→ WORK ITEM A:
Answer these questions from the ephedra-ban article.
(i) How many deaths has ephedra been linked to?
(ii) What is the earliest month the ban could take effect?
(iii) How many current and former makers and sellers did the FDA write to?
→ WORK ITEM B: Pick up the news article on the US ban of ephedra after its final sentence and continue it.
[[ GIVEN TEXT open ]]
US to ban 'danger' diet herb

The Bush administration is to ban the sale of diet supplement ephedra early next year.

The Bush administration is to ban the sale of diet supplement ephedra early next year.

And the government urged consumers to immediately stop using the herbal stimulant linked to 155 deaths and dozens of heart attacks and strokes.

It was the government’s first ban on a dietary supplement, one that comes eight years after the Food and Drug Administration first began receiving reports that ephedra could be dangerous.

“The time to stop taking these products is now,” Health and Human Services Secretary Tommy Thompson said yesterday. ”They are simply too risky to be used.”

Ephedra once was hugely popular for weight loss and bodybuilding. But it can cause life-threatening side effects even in seemingly healthy people who use the recommended doses, because the amphetamine-like stimulant speeds the heart rate and constricts blood vessels. It is particularly risky for anyone with heart disease or high blood pressure or people engaging in strenuous exercise.

The ban is not immediate because government rules require paperwork steps that mean the earliest it could take effect would be March. But the FDA wrote to 62 current and former makers and sellers yesterday, telling them that “we intend to shut you down”, said Commissioner Mark McClellan.

“There are companies out there who’ve profited by misleading Americans about the benefits of ephedra, even as they put Americans’ health at risk,” McClellan said. “Any responsible manufacturer and retailer should stop selling these products as soon as possible.”
[[ GIVEN TEXT closed ]]
[[ DATA EXTRACT open ]]
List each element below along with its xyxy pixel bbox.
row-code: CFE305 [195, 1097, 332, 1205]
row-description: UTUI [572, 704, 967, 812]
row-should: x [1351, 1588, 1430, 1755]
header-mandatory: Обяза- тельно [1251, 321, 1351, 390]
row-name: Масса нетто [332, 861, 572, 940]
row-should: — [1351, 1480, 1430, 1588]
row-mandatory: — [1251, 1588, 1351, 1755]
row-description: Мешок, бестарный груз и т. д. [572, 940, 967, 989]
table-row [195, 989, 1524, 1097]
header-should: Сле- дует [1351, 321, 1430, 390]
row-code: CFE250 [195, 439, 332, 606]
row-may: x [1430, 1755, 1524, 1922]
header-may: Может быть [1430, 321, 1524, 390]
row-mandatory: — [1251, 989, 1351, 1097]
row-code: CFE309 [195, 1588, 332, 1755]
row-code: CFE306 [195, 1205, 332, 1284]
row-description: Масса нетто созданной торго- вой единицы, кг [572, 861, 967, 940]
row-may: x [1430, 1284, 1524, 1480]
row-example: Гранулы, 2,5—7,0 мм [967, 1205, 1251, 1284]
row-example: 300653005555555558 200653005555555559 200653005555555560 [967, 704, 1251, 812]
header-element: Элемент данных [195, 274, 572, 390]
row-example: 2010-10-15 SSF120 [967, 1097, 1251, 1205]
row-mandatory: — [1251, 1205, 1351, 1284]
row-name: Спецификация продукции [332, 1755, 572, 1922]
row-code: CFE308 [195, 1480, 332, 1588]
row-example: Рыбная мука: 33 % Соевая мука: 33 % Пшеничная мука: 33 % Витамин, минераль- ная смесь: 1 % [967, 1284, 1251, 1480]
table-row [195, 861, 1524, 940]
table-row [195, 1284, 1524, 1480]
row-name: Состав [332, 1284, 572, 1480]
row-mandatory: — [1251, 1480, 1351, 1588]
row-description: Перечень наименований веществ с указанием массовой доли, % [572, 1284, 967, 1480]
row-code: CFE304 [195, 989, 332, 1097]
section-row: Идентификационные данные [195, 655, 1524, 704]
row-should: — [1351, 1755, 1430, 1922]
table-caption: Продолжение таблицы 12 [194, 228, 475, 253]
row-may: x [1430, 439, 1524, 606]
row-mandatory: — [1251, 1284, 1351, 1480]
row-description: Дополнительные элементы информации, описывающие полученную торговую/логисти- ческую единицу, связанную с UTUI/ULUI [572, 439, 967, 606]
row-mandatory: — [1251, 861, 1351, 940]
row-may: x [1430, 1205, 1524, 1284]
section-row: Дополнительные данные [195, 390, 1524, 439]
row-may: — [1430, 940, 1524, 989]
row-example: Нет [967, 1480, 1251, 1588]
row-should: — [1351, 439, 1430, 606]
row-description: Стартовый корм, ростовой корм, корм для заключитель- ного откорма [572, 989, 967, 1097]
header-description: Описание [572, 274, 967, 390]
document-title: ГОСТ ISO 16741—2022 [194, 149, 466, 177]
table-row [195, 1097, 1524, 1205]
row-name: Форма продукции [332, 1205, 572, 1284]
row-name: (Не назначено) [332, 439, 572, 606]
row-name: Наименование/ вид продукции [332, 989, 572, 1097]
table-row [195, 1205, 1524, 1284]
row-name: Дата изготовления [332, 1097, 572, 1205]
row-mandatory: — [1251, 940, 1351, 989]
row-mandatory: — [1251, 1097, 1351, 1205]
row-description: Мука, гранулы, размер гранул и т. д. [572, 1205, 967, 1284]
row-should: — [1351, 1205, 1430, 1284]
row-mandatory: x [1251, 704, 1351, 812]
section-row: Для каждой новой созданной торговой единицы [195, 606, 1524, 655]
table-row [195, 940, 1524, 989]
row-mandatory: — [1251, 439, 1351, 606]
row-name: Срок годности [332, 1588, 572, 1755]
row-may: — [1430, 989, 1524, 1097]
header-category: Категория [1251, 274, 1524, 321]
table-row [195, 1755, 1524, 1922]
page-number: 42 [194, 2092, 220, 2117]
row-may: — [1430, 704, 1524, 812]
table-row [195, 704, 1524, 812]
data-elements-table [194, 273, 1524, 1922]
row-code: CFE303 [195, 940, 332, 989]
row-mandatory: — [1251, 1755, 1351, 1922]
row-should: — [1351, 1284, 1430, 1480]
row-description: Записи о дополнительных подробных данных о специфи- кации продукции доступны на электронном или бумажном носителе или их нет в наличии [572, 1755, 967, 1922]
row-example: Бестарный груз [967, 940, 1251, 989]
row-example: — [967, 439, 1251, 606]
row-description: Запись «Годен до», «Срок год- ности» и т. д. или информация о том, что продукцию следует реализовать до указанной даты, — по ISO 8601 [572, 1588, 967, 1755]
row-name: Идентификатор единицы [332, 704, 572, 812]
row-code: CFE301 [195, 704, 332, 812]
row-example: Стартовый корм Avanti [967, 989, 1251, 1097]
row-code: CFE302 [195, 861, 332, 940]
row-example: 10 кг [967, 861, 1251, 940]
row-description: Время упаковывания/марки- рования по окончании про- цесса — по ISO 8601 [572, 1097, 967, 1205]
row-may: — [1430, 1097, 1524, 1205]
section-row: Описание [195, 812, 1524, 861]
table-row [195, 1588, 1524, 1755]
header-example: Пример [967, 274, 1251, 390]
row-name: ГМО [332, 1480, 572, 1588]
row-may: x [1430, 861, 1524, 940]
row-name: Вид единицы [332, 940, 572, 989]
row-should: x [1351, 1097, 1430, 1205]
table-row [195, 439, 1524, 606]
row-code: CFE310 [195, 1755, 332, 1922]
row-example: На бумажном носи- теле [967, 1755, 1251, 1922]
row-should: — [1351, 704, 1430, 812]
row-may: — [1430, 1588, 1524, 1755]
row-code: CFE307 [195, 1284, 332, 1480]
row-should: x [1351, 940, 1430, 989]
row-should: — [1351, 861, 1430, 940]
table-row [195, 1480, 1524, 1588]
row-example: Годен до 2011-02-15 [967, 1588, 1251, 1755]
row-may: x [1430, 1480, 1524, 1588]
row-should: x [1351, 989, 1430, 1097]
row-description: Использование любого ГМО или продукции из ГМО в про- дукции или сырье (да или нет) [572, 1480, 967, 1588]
[[ DATA EXTRACT closed ]]
→ ANSWER A:
(i) 155
(ii) March
(iii) 62

→ ANSWER B:
Thompson said he was announcing the ban now so that people making New Year’s resolutions to lose weight would not be tempted to try ephedra.

“Ephedra raises your blood pressure and stresses your system,” McClellan added. “There are far better, safer ways to get in shape.”

The FDA warned manufacturers it would be watching what ingredients replaced ephedra in weight-loss products. But while the ban sets an important legal precedent for supplement regulation, no other crackdowns were imminent, McClellan said.

Sales of ephedra already have plummeted because of publicity about the herb’s dangers, which peaked after the ephedra-related death of Baltimore Orioles pitcher Steve Bechler last February.

Ephedra makers insisted their products were safe if used correctly, but so far have not said if they will launch a legal challenge to the ban.

“Millions of consumers throughout the United States have used ephedra dietary supplements as a safe, inexpensive and effective means by which to support weight loss,” San Diego-based Metabolife said.

“Cold medicine kills more people a year than ephedra does,” said Robert MacKenzie, owner of MaxOutBody.com, an internet supplement seller.